== TASK BRIEF ==
Among the lines of this listing, determine how many contain the string "Enter". Answer with the number only.

Extracted records

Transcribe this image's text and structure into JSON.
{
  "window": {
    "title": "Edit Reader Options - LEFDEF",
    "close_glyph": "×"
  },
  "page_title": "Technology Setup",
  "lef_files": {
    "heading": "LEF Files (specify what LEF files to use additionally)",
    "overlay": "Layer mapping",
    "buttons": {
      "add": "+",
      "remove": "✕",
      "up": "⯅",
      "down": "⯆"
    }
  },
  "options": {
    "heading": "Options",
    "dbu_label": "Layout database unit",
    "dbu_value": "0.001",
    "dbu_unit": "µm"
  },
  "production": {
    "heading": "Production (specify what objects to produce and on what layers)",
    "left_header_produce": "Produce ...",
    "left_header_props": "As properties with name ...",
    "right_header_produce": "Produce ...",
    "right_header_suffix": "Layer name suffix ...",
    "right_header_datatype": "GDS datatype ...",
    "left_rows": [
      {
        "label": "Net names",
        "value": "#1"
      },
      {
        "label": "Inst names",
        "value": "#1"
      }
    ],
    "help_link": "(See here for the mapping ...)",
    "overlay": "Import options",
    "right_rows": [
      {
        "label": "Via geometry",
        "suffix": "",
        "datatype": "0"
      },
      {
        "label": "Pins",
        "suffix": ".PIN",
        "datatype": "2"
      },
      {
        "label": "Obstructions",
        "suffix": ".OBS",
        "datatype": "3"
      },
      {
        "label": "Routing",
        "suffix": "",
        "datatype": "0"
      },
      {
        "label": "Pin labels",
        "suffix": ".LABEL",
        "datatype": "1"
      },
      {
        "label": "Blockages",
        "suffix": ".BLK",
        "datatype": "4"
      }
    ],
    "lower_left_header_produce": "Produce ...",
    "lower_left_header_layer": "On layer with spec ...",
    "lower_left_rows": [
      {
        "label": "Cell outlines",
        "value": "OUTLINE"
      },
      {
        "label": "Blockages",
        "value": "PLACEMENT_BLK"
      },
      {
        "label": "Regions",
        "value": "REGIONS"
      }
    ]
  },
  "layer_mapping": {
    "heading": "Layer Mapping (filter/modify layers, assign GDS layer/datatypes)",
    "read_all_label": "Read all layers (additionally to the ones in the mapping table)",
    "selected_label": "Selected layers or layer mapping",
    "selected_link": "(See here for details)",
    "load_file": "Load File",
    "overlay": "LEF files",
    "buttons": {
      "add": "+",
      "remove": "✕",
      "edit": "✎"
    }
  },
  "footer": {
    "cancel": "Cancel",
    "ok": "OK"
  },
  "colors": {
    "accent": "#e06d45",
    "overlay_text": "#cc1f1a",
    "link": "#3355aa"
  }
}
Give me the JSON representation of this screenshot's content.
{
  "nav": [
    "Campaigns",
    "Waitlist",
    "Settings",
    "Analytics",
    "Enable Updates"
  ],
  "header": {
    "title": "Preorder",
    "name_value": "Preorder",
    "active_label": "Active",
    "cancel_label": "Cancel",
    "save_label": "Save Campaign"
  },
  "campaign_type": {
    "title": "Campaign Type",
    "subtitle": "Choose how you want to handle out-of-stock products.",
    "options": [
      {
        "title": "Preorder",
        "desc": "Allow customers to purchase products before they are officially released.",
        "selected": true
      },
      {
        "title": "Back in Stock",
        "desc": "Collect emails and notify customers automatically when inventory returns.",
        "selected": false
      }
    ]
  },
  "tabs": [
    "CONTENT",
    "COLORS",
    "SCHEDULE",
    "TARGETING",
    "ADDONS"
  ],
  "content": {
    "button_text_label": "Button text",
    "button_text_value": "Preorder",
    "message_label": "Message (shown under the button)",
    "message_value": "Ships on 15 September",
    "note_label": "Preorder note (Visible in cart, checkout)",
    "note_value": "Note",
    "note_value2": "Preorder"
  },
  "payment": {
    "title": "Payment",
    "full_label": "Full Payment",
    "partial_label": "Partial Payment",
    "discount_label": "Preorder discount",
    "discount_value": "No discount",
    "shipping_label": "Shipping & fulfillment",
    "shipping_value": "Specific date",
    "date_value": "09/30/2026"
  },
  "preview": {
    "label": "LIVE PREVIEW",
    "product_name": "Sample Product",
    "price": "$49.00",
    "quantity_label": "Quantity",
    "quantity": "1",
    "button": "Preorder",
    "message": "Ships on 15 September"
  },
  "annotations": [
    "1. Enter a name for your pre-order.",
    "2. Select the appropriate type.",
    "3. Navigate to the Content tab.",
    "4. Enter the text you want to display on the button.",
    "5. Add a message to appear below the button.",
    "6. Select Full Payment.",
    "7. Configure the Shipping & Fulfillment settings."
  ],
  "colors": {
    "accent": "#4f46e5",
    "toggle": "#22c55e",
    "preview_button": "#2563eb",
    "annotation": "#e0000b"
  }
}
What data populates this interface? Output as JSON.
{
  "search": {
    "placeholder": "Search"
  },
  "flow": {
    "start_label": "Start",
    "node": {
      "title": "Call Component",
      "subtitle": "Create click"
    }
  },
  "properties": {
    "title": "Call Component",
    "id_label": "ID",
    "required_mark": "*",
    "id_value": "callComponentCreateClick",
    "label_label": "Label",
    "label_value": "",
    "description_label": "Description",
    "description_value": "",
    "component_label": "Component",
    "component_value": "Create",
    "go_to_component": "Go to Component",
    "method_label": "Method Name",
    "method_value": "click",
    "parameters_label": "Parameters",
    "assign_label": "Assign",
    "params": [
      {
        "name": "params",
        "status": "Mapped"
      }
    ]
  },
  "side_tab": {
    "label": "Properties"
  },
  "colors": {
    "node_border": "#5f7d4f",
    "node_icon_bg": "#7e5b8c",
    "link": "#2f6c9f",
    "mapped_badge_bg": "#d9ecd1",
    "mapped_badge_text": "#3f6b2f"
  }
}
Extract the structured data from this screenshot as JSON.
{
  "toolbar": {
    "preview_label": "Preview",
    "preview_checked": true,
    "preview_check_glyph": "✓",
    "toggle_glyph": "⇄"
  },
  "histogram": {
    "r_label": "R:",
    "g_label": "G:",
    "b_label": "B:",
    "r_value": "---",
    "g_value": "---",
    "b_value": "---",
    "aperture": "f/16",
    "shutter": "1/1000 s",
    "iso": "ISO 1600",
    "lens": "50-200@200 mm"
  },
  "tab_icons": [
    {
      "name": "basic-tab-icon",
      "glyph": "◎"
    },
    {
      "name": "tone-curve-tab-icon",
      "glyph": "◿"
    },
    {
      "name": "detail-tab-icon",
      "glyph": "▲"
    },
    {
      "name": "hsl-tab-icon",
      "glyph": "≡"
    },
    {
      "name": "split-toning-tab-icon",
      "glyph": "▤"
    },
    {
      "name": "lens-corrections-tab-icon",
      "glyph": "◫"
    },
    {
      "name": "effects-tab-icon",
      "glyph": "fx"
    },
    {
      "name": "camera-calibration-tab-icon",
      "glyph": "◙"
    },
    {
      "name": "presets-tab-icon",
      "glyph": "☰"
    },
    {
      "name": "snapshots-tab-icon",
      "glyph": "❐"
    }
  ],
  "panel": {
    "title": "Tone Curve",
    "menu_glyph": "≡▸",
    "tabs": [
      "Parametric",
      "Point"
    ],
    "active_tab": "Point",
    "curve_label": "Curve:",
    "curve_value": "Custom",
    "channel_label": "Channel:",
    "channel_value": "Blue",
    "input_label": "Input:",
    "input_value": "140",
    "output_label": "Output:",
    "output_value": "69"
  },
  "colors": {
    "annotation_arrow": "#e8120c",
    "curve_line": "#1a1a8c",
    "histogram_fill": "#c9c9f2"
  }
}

== EXERCISE OUTPUT ==
2